» **DATASET RECORDS**:
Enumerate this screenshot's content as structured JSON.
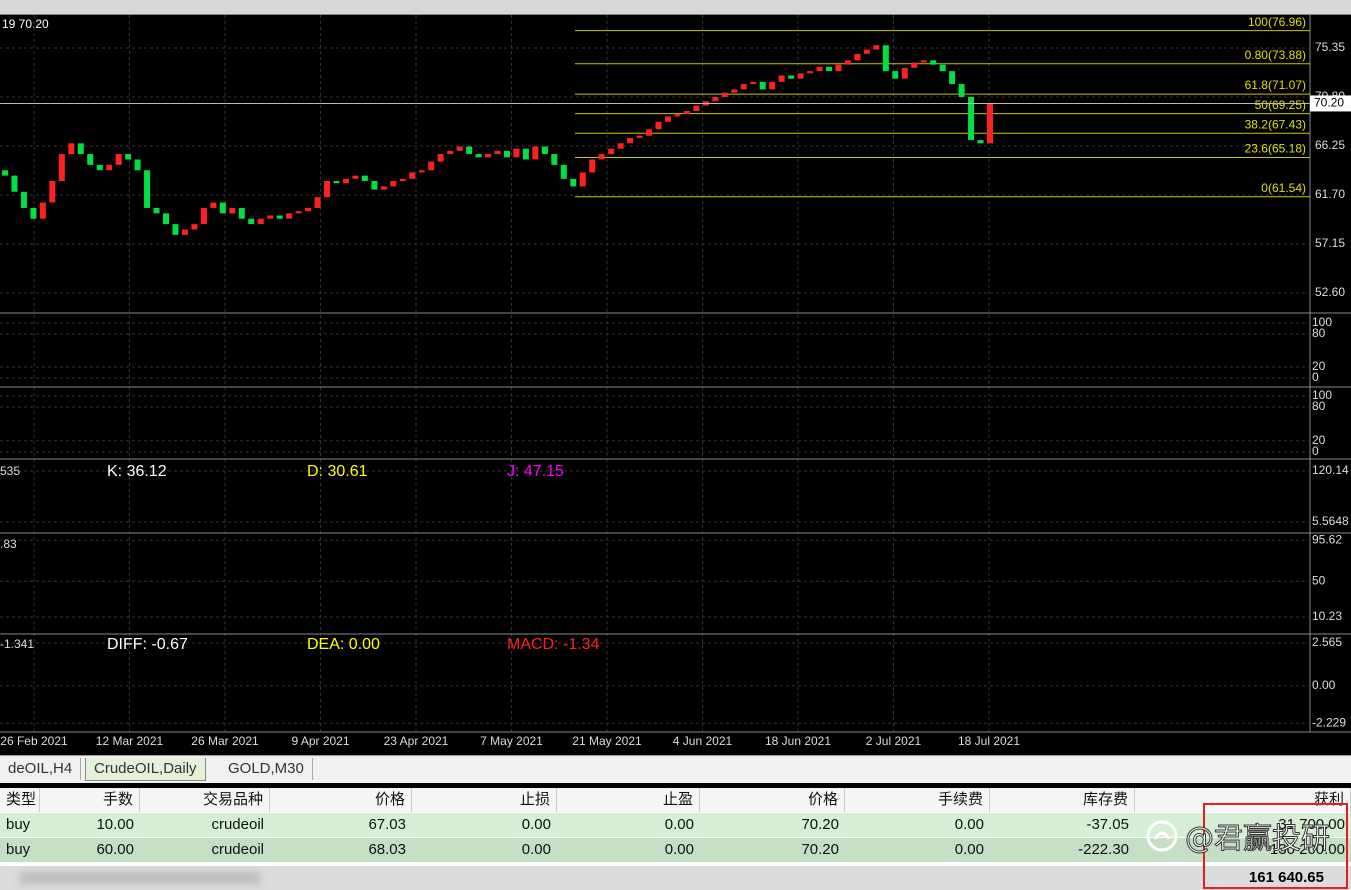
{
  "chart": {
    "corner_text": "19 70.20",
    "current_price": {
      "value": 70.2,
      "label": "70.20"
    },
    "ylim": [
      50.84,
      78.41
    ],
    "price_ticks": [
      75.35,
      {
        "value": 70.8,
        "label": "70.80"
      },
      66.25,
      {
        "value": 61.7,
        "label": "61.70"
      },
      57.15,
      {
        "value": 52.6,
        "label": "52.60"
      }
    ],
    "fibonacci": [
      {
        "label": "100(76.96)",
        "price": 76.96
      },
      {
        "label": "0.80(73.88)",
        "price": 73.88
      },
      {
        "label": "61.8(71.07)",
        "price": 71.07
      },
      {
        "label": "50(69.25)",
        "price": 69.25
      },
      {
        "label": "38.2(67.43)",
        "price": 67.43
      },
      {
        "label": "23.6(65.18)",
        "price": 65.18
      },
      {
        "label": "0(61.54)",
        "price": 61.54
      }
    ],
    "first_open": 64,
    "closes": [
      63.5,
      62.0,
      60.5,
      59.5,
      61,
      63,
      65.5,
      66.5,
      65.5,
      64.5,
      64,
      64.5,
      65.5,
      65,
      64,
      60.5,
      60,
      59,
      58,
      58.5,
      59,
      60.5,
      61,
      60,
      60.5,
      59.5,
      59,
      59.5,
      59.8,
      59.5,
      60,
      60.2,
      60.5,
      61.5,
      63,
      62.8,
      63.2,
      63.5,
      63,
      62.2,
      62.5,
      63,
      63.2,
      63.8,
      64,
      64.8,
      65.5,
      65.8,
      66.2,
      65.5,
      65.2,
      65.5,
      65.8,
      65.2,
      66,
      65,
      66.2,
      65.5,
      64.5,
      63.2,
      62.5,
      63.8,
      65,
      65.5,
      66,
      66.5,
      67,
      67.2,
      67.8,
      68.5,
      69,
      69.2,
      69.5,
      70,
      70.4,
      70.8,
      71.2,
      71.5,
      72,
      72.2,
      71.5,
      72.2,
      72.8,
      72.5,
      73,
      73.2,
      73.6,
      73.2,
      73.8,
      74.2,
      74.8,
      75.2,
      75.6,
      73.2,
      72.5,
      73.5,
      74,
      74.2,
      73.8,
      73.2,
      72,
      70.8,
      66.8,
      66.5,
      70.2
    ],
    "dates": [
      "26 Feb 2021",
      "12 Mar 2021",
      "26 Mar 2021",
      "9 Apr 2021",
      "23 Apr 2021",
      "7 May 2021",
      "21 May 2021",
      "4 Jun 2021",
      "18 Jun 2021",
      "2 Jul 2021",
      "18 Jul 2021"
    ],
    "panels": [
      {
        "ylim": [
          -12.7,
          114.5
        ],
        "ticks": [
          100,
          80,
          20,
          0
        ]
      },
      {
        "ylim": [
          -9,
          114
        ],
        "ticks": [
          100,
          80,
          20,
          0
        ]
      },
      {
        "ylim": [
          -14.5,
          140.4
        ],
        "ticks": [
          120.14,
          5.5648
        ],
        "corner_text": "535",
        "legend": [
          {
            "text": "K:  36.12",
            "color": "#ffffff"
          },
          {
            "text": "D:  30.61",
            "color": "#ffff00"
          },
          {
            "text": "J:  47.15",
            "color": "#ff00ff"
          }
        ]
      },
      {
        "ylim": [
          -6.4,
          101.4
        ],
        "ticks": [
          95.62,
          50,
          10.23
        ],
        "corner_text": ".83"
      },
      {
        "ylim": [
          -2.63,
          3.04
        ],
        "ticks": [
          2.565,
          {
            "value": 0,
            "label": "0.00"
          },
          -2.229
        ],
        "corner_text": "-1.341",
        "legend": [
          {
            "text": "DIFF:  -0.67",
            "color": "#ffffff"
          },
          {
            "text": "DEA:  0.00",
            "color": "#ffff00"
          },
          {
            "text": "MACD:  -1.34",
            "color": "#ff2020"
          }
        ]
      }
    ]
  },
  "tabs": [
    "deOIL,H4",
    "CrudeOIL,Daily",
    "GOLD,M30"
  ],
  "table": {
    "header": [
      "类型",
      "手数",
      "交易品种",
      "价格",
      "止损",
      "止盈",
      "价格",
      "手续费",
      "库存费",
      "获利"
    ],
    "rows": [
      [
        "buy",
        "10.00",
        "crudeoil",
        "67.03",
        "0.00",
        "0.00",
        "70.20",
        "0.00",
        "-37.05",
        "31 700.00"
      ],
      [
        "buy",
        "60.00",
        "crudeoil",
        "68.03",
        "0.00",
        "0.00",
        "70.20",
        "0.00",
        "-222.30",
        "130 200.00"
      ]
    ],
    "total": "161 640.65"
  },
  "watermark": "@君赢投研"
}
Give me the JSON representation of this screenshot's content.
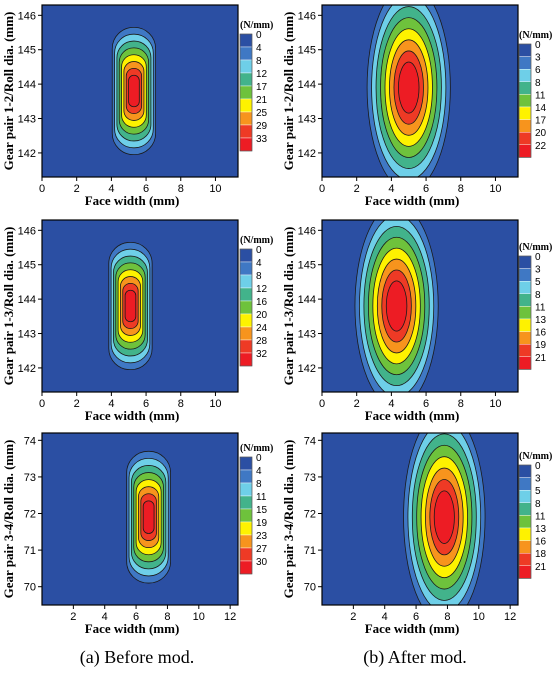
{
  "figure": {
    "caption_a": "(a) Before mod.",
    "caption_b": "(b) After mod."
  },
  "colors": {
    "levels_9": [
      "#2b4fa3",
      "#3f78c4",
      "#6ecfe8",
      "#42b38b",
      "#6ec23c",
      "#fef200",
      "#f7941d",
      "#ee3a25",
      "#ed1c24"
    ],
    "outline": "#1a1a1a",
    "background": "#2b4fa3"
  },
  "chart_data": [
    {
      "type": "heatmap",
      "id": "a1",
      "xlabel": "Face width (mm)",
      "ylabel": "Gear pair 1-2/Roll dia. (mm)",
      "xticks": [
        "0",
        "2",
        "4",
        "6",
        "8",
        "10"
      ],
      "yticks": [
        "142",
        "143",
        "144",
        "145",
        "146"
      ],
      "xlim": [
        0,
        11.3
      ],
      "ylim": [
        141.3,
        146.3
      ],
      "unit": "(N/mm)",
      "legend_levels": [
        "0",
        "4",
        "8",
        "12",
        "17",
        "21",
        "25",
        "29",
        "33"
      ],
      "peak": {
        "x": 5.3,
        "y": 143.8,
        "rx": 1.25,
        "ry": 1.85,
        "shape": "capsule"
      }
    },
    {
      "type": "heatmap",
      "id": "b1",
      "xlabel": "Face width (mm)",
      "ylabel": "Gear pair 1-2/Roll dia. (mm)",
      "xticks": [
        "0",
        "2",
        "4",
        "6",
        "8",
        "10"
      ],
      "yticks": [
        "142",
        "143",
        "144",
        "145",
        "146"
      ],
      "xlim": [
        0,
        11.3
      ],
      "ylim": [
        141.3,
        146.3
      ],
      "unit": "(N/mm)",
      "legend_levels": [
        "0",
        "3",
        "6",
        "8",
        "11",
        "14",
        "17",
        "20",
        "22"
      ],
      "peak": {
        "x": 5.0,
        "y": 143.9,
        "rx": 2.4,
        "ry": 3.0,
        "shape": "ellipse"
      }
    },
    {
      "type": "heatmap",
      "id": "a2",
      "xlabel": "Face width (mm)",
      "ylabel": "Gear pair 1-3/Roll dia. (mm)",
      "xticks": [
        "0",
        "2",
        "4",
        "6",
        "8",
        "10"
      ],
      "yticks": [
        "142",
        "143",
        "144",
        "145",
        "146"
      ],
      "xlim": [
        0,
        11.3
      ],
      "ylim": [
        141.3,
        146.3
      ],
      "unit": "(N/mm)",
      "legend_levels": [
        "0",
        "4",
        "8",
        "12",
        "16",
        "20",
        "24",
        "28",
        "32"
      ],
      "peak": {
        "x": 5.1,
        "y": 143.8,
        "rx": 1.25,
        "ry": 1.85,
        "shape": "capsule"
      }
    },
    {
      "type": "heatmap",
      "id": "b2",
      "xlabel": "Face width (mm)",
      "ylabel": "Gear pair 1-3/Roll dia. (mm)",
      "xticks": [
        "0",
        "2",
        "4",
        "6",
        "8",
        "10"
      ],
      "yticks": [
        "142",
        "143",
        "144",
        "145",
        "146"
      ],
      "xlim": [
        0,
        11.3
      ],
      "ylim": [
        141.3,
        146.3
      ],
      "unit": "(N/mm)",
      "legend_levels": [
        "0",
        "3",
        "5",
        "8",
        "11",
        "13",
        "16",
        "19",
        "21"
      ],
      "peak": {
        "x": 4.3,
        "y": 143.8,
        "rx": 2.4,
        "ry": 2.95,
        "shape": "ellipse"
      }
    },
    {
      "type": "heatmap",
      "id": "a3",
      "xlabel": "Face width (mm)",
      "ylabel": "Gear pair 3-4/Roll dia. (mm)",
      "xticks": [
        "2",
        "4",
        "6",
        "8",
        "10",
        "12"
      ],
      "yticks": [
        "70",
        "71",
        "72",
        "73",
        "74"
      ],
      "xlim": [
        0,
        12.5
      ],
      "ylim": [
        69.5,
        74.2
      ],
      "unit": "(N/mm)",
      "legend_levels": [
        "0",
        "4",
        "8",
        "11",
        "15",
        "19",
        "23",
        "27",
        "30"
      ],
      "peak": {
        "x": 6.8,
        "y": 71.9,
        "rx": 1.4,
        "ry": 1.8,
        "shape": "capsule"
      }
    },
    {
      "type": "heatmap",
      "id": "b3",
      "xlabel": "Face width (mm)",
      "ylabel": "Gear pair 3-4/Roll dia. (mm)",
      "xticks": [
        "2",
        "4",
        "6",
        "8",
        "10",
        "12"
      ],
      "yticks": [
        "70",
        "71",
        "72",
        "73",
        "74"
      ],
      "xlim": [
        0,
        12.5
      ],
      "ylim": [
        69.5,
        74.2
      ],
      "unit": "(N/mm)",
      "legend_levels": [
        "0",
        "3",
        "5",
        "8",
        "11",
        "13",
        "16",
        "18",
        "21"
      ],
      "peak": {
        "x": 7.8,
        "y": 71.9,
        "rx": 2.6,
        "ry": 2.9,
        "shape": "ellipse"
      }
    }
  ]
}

» **EXERCISE BRIEF**: Your answer should be a single number: the count of lines in the entries that contain the word "value".

» **FINAL ANSWER**: 5